___ Given records

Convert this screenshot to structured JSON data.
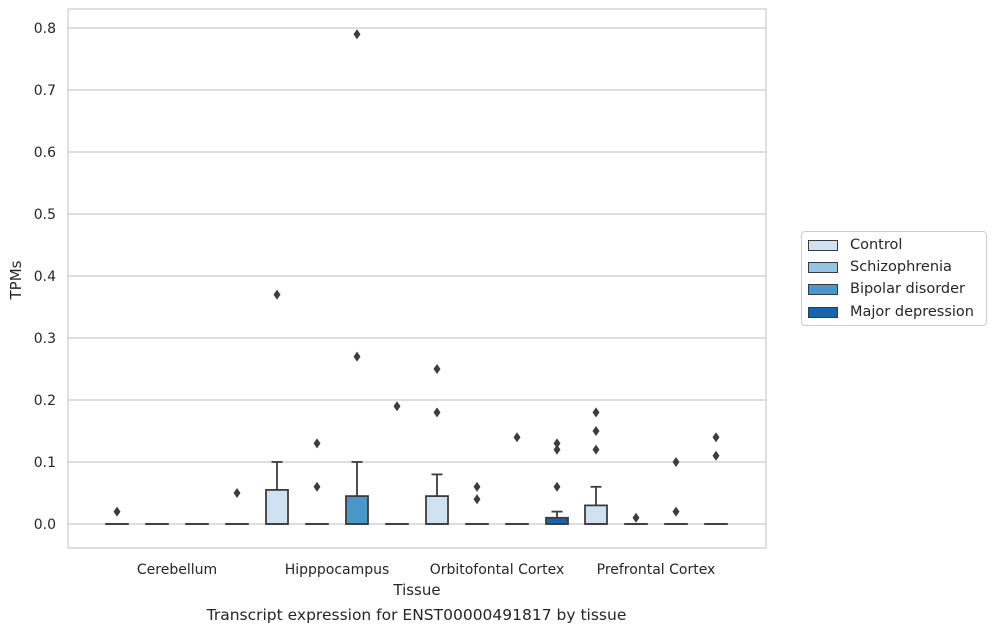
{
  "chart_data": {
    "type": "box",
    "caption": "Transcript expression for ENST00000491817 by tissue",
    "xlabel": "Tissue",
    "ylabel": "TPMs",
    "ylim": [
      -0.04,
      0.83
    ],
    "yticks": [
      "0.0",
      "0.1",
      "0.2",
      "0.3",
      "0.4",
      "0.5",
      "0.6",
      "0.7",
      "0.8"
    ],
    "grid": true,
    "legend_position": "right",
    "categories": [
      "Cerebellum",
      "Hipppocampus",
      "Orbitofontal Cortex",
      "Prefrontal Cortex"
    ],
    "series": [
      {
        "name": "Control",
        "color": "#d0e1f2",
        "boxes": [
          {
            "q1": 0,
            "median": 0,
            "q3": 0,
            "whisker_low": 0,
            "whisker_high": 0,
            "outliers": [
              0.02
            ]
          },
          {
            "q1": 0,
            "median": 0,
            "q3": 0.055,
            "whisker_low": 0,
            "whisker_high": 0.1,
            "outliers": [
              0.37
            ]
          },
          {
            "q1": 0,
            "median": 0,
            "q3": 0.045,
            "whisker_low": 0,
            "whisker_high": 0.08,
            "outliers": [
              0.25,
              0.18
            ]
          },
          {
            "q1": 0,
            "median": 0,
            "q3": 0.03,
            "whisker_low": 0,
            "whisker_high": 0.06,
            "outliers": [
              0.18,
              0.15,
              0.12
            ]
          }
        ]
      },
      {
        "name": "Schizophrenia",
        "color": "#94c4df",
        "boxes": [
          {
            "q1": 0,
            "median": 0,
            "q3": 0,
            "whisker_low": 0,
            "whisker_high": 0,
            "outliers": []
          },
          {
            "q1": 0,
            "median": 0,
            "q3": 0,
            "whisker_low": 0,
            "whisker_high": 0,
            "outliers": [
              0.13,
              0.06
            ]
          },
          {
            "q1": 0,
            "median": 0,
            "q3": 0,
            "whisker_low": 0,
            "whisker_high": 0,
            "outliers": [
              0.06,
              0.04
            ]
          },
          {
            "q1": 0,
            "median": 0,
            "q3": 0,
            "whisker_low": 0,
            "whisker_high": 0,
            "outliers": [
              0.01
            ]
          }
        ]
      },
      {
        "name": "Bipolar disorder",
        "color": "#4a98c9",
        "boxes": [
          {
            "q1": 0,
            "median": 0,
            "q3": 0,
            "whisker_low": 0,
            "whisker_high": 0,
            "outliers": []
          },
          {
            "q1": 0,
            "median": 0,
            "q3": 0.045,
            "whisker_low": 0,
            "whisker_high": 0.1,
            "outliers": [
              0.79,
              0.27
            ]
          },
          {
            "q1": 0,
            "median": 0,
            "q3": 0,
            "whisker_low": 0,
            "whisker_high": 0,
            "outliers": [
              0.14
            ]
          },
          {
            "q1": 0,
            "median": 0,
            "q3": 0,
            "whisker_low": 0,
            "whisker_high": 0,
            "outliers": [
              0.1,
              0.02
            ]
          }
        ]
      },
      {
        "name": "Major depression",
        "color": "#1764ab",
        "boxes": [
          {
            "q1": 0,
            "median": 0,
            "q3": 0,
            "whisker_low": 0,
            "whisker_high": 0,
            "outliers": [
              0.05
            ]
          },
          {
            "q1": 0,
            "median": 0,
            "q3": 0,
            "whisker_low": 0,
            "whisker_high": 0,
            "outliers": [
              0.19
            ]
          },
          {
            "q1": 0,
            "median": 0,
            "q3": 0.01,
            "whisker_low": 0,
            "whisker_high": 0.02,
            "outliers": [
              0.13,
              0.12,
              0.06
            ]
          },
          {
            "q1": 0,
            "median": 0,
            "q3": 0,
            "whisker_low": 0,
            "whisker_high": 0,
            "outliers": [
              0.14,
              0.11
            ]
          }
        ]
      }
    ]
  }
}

______
___ Given records

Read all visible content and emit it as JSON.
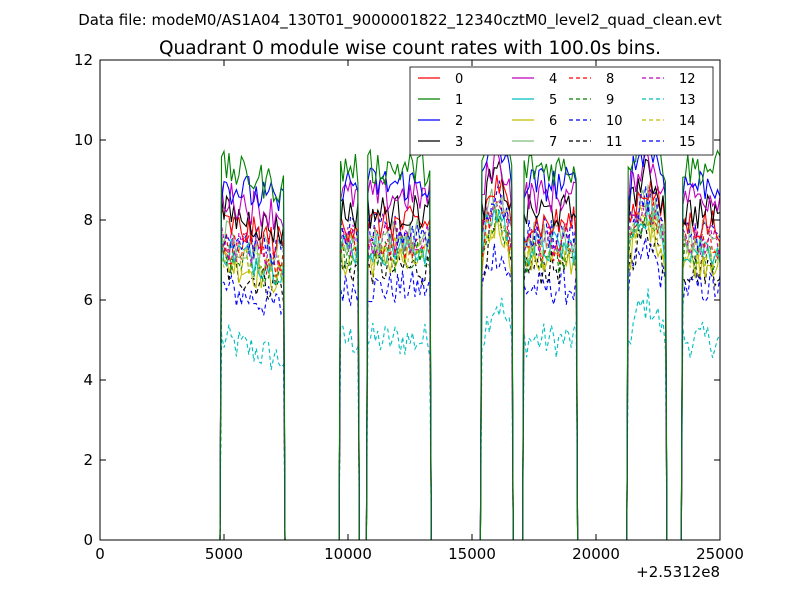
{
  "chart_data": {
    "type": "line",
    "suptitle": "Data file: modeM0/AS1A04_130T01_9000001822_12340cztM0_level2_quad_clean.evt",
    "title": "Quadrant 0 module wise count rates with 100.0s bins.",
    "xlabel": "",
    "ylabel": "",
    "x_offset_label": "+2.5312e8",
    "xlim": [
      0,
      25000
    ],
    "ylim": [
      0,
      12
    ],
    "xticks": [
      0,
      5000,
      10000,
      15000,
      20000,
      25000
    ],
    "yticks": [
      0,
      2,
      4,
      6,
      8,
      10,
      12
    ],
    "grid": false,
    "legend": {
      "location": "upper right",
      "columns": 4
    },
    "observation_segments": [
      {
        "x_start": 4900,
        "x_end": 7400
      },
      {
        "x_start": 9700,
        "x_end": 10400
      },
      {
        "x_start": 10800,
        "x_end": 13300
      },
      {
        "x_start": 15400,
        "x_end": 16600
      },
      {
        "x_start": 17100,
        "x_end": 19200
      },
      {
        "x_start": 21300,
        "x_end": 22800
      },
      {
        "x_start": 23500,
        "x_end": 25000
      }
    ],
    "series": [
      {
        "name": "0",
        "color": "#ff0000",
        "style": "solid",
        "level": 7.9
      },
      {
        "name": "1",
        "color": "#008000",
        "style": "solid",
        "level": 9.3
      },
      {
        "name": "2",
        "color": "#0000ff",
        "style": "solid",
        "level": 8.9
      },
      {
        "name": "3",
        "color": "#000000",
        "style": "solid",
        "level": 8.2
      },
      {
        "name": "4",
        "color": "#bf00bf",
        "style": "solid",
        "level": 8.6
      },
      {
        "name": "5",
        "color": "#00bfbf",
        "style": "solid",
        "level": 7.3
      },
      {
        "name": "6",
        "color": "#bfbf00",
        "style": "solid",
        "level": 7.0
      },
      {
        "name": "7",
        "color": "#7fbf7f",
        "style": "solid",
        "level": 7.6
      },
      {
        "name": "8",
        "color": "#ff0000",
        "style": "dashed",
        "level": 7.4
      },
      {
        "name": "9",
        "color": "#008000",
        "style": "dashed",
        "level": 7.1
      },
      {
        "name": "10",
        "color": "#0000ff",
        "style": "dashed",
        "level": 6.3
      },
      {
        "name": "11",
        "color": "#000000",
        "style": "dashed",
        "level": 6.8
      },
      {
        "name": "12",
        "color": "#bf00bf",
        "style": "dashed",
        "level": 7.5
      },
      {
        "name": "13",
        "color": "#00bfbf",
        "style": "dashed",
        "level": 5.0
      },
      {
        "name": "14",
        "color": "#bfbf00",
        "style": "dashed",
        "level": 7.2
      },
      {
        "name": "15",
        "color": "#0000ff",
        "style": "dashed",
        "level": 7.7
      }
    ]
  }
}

______

> _Given exercise_
Pick each line holding the word "Cortex" out of the listing.

> _Finished answer_
      "Orbitofontal Cortex",
      "Prefrontal Cortex"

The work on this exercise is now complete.